**EXERCISE INPUTS**.
□ □ □ □ □ □ □
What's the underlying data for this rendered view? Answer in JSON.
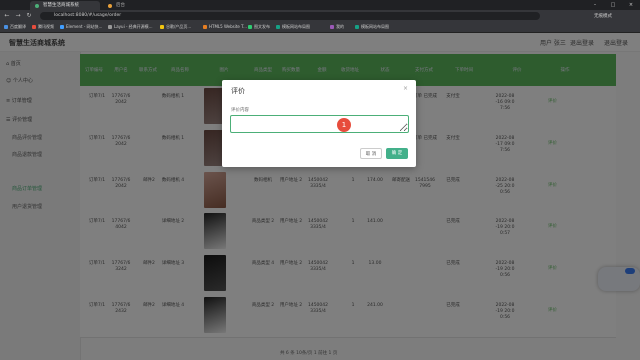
{
  "browser": {
    "tabs": [
      {
        "label": "智慧生活商城系统"
      },
      {
        "label": "后台"
      }
    ],
    "url": "localhost:8080/#/usage/order",
    "user": "无痕模式",
    "bookmarks": [
      "百度翻译",
      "腾讯视频",
      "Element - 网站快...",
      "Layui - 经典开源模...",
      "谷歌/产品页...",
      "HTML5 Website T...",
      "图文发布",
      "模板网站布局图",
      "我的",
      "模板网站布局图"
    ]
  },
  "app": {
    "title": "智慧生活商城系统",
    "header_links": [
      "用户 张三",
      "退出登录",
      "退出登录"
    ],
    "sidebar": {
      "items": [
        "首页",
        "个人中心",
        "订单管理",
        "评价管理"
      ],
      "subitems": [
        "商品评价管理",
        "商品退款管理",
        "商品订单管理",
        "用户退货管理"
      ]
    },
    "table": {
      "headers": [
        "订单编号",
        "用户名",
        "联系方式",
        "商品名称",
        "图片",
        "商品类型",
        "购买数量",
        "金额",
        "收货地址",
        "状态",
        "支付方式",
        "下单时间",
        "评价",
        "操作"
      ],
      "rows": [
        {
          "id": "订单7/1",
          "user": "17767/6 2042",
          "phone": "",
          "name": "数码相机 1",
          "type": "",
          "qty": "",
          "amount": "",
          "addr": "",
          "num": "",
          "pay": "",
          "status": "订单 已完成",
          "way": "支付宝",
          "time": "2022-08 -16 09:0 7:56",
          "action": "评价"
        },
        {
          "id": "订单7/1",
          "user": "17767/6 2042",
          "phone": "",
          "name": "数码相机 1",
          "type": "",
          "qty": "",
          "amount": "",
          "addr": "",
          "num": "",
          "pay": "",
          "status": "订单 已完成",
          "way": "支付宝",
          "time": "2022-08 -17 09:0 7:56",
          "action": "评价"
        },
        {
          "id": "订单7/1",
          "user": "17767/6 2042",
          "phone": "邮件2",
          "name": "数码相机 4",
          "type": "数码相机",
          "qty": "用户地址 2",
          "amount": "1450042 3335/4",
          "addr": "1",
          "num": "174.00",
          "pay": "邮寄配送",
          "status": "1541546 7995",
          "way": "已完成",
          "time": "2022-08 -25 20:0 0:56",
          "action": "评价"
        },
        {
          "id": "订单7/1",
          "user": "17767/6 4042",
          "phone": "",
          "name": "详细地址 2",
          "type": "商品类型 2",
          "qty": "用户地址 2",
          "amount": "1450042 3335/4",
          "addr": "1",
          "num": "141.00",
          "pay": "",
          "status": "",
          "way": "已完成",
          "time": "2022-08 -19 20:0 0:57",
          "action": "评价"
        },
        {
          "id": "订单7/1",
          "user": "17767/6 3242",
          "phone": "邮件2",
          "name": "详细地址 3",
          "type": "商品类型 4",
          "qty": "用户地址 2",
          "amount": "1450042 3335/4",
          "addr": "1",
          "num": "13.00",
          "pay": "",
          "status": "",
          "way": "已完成",
          "time": "2022-08 -19 20:0 0:56",
          "action": "评价"
        },
        {
          "id": "订单7/1",
          "user": "17767/6 2432",
          "phone": "邮件2",
          "name": "详细地址 4",
          "type": "商品类型 2",
          "qty": "用户地址 2",
          "amount": "1450042 3335/4",
          "addr": "1",
          "num": "241.00",
          "pay": "",
          "status": "",
          "way": "已完成",
          "time": "2022-08 -19 20:0 0:56",
          "action": "评价"
        }
      ],
      "pager": "共 6 条    10条/页    1    前往 1 页"
    }
  },
  "dialog": {
    "title": "评价",
    "close": "×",
    "label": "评价内容",
    "input_value": "",
    "marker": "1",
    "cancel": "取 消",
    "ok": "确 定"
  },
  "colors": {
    "accent": "#5cb85c",
    "primary_button": "#43b08a",
    "marker": "#e74c3c"
  }
}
□ □ □ □ □ □ □
Identify each line of the material where the word "user" shows up, and copy it.

    "user": "无痕模式",
          "user": "17767/6 2042",
          "user": "17767/6 2042",
          "user": "17767/6 2042",
          "user": "17767/6 4042",
          "user": "17767/6 3242",
          "user": "17767/6 2432",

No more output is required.